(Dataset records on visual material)
▼

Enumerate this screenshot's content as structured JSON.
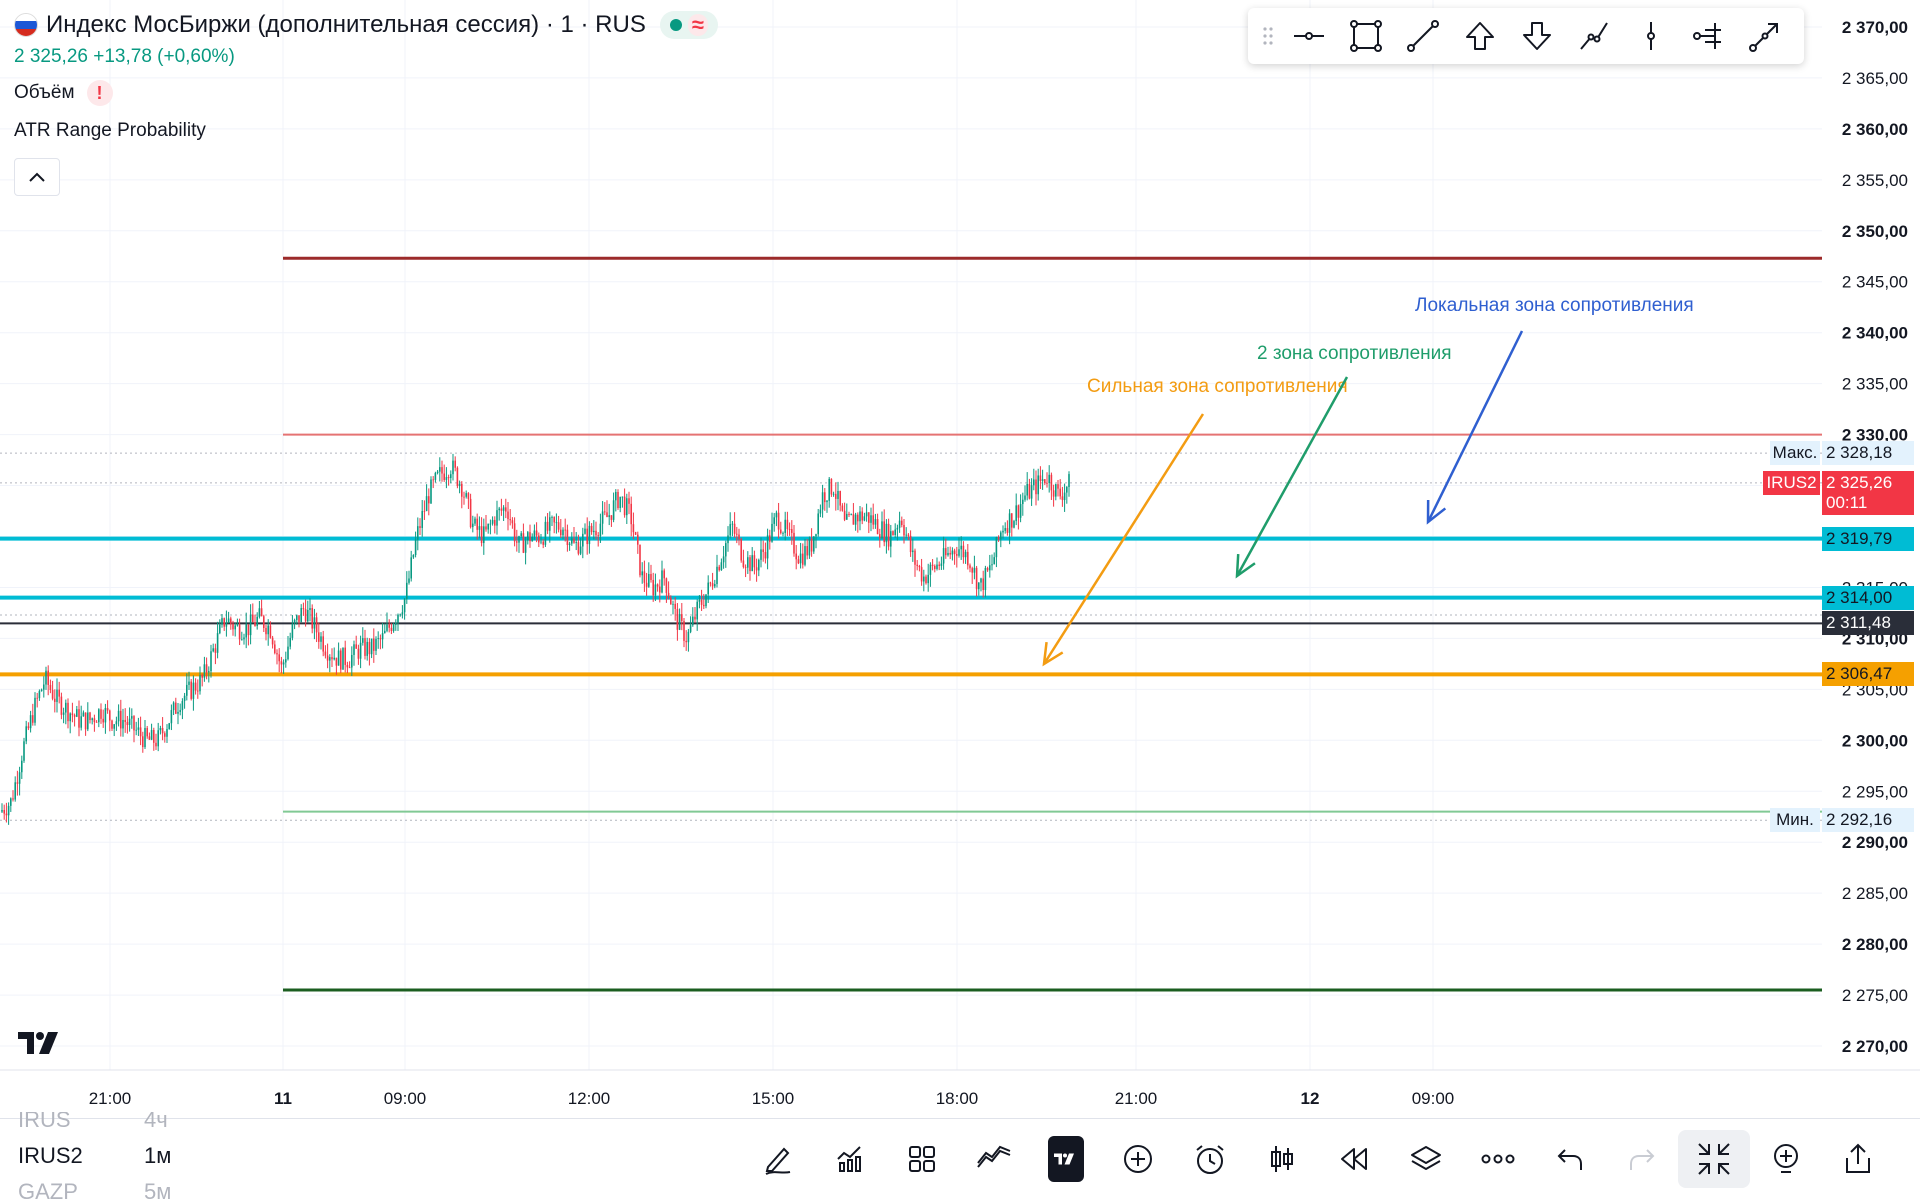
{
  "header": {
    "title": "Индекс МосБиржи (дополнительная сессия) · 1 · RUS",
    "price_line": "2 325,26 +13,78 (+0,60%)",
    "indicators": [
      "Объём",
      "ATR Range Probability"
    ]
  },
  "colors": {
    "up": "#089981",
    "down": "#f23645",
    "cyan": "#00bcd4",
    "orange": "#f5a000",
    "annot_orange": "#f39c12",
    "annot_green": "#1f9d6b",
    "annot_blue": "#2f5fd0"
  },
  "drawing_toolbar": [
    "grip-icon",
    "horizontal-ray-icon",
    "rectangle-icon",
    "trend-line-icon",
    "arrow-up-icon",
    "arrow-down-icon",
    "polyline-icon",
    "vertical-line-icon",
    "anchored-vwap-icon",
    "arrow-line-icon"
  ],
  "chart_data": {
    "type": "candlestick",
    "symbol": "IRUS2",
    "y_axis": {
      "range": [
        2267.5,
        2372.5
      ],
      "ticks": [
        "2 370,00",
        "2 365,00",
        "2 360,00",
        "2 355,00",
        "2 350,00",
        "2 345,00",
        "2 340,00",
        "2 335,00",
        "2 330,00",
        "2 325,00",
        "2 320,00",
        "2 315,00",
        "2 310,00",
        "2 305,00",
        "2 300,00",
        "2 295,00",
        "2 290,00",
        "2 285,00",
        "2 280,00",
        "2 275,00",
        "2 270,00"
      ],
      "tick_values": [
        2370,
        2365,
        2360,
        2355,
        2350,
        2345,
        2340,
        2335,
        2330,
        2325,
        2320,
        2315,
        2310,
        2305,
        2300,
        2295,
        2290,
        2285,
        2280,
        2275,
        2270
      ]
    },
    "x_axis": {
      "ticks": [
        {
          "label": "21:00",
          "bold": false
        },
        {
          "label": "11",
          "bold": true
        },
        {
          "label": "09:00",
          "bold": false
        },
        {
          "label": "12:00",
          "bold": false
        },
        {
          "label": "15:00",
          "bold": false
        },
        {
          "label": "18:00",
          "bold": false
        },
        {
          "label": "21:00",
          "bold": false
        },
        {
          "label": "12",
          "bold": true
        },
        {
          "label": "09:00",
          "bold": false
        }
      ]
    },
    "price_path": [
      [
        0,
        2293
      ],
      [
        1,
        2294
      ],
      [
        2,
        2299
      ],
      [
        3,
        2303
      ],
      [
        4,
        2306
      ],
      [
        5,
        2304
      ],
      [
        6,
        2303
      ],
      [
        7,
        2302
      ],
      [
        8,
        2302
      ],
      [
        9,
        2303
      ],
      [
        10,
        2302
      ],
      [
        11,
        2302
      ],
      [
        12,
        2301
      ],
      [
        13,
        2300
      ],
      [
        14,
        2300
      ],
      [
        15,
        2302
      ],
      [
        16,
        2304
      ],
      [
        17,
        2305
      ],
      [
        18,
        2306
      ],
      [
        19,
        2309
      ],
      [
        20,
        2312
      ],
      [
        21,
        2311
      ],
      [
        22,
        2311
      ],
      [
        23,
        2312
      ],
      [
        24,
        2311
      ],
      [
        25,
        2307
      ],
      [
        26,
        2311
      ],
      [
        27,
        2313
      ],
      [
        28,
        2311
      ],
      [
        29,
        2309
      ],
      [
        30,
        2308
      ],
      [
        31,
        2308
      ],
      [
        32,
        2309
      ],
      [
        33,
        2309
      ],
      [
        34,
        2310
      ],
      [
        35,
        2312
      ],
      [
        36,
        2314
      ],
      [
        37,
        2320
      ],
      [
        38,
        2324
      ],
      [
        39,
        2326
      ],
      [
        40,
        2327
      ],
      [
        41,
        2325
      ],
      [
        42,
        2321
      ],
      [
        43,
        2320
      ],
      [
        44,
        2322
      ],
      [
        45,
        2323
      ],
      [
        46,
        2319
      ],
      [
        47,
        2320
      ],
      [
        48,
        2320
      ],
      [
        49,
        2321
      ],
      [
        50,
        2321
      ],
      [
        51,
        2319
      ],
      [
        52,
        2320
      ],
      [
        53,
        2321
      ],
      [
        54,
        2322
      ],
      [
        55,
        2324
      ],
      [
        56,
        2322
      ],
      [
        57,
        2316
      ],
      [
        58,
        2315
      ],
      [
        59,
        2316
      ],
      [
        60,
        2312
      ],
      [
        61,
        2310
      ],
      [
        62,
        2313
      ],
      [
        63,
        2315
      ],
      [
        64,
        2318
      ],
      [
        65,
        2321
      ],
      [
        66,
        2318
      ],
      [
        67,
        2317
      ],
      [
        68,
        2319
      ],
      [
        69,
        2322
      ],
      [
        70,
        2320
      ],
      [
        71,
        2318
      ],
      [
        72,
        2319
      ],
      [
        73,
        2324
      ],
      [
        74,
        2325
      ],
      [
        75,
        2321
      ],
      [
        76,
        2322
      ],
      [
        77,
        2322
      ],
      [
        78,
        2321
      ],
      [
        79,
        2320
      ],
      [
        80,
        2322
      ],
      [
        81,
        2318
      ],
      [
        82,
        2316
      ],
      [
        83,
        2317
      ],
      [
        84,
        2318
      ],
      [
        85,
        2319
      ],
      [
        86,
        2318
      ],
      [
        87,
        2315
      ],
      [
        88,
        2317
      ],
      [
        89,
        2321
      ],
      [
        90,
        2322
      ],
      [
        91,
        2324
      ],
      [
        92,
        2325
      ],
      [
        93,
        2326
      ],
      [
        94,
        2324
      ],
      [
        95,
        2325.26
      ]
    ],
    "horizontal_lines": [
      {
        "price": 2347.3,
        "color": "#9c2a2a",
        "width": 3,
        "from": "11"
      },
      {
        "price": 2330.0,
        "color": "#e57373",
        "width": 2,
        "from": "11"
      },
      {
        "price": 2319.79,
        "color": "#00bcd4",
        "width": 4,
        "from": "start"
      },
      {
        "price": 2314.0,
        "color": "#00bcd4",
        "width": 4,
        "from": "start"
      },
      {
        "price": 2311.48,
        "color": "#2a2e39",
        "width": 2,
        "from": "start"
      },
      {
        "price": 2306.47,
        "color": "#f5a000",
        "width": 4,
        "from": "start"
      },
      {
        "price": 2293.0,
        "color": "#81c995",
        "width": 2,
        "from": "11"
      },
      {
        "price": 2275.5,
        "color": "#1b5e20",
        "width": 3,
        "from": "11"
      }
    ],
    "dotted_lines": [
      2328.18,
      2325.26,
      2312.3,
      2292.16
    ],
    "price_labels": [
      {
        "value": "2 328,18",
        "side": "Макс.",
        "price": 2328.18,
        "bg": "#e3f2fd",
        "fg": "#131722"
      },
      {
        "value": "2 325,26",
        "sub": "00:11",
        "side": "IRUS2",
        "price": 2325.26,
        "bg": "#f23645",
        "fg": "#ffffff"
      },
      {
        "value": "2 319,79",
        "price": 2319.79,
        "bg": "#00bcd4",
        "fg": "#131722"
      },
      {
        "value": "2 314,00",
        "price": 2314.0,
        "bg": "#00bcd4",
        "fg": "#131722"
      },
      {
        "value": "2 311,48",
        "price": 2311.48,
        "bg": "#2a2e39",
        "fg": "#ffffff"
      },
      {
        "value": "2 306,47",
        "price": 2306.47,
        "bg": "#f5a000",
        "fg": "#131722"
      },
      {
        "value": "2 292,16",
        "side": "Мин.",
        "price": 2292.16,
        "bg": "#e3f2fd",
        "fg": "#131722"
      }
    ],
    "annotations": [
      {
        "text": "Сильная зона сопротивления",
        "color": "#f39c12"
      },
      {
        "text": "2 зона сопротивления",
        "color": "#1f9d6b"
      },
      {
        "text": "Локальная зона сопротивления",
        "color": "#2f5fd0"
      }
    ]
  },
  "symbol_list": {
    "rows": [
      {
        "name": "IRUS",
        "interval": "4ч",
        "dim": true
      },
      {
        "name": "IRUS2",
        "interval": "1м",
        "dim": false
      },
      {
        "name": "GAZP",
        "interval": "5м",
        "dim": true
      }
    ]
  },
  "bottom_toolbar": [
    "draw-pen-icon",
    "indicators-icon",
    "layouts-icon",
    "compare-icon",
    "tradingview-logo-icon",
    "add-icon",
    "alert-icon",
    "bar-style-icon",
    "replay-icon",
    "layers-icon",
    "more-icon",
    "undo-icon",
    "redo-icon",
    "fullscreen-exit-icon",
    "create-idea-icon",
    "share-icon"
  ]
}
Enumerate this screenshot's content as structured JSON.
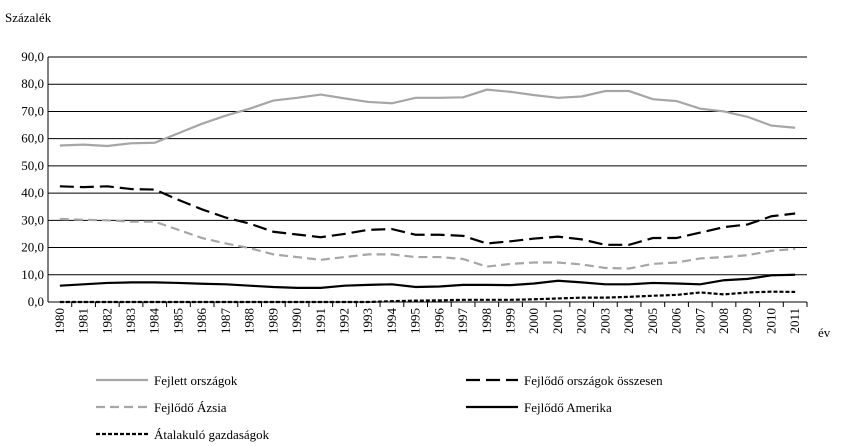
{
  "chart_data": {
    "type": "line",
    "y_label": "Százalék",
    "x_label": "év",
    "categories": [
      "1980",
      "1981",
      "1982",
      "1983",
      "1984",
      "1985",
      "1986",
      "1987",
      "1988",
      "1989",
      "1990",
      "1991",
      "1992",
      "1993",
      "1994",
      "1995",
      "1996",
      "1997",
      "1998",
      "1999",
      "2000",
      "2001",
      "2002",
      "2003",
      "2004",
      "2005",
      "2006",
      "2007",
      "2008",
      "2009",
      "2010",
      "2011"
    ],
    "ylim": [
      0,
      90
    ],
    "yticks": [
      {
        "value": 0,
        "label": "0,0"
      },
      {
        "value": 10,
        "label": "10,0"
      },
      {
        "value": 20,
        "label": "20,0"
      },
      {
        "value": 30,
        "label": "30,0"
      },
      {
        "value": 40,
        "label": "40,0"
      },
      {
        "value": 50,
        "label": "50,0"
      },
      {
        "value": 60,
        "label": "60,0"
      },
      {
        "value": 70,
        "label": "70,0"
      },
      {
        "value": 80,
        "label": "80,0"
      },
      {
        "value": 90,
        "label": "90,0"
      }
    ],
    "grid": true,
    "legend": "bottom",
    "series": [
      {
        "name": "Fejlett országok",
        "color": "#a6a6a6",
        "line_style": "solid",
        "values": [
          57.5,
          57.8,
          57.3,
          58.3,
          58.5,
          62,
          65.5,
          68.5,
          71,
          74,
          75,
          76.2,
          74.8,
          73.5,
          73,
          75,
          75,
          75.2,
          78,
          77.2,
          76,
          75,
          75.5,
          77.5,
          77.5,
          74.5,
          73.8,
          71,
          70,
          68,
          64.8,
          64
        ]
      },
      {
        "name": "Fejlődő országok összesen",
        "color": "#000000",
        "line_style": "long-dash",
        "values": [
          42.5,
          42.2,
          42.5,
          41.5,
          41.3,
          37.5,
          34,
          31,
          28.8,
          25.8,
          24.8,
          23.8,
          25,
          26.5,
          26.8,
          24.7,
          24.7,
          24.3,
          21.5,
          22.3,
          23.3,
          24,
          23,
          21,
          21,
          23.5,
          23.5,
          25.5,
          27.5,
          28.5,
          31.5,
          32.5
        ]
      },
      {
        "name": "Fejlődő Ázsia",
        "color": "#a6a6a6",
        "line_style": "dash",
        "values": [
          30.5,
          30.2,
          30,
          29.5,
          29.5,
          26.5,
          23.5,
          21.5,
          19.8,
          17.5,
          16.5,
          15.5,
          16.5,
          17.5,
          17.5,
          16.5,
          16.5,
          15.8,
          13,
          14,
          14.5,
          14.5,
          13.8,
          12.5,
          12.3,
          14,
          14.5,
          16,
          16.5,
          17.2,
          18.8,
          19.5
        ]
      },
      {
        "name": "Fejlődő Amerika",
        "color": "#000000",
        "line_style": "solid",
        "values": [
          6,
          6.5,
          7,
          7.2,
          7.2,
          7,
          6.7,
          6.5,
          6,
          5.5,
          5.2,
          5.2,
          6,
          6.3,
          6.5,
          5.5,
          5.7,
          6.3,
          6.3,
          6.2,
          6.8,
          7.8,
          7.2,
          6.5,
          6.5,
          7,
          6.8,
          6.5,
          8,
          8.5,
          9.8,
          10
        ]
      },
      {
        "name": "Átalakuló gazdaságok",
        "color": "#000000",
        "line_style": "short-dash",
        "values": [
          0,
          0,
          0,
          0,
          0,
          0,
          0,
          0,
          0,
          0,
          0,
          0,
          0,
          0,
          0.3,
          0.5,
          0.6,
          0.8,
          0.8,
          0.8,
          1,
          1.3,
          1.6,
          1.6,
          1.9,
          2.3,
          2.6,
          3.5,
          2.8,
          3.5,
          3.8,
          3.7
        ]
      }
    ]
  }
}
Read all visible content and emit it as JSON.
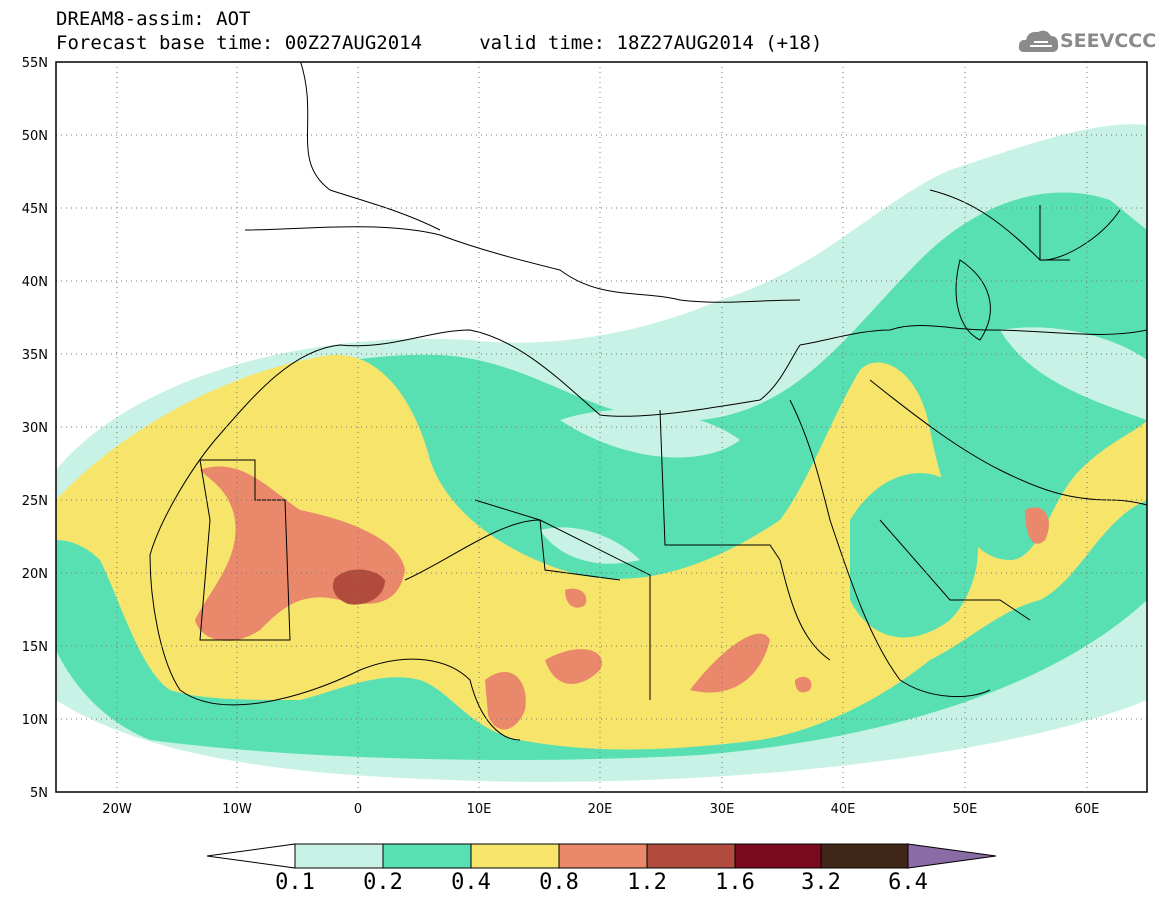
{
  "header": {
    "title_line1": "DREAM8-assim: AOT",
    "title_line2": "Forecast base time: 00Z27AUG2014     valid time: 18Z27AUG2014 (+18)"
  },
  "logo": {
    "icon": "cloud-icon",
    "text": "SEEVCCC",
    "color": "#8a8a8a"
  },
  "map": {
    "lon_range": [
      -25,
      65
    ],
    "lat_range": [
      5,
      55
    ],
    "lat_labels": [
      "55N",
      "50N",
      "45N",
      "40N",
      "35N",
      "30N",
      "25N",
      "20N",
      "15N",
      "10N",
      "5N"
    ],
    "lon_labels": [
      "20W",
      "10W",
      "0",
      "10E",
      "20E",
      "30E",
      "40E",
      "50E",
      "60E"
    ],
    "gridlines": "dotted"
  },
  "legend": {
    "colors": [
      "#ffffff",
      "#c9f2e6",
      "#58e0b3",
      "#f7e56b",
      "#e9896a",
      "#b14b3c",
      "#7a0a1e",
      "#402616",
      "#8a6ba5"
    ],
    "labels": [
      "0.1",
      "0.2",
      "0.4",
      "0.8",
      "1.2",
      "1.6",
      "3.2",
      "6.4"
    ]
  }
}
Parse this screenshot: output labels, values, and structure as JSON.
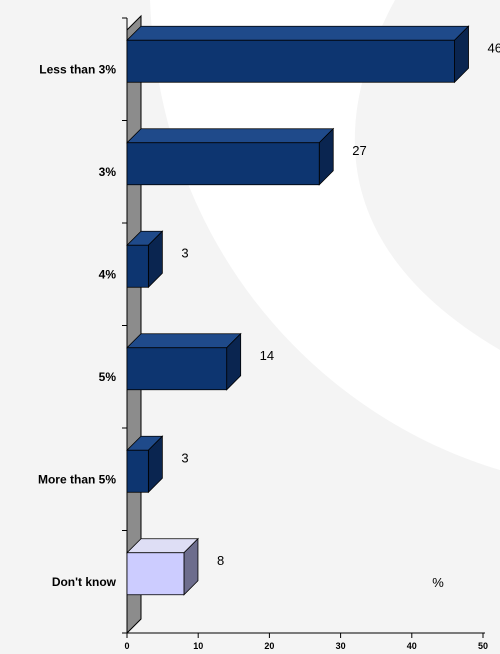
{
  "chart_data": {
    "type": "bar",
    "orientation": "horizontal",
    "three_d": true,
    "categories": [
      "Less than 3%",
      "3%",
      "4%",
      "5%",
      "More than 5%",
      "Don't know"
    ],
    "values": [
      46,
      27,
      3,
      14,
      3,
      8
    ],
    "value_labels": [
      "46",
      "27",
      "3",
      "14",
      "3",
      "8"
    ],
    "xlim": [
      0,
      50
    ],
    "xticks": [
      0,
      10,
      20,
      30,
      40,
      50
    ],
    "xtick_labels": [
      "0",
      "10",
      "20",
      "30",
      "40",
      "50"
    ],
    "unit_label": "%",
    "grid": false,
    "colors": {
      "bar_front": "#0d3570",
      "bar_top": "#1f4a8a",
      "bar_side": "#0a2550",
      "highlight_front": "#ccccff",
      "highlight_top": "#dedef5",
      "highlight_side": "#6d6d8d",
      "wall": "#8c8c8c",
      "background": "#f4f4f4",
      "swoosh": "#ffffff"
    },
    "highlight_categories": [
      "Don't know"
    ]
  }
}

▲

Copy out every line from the material above in which the word "сопротивления" appears.

        "text": "Сильная зона сопротивления",
        "text": "2 зона сопротивления",
        "text": "Локальная зона сопротивления",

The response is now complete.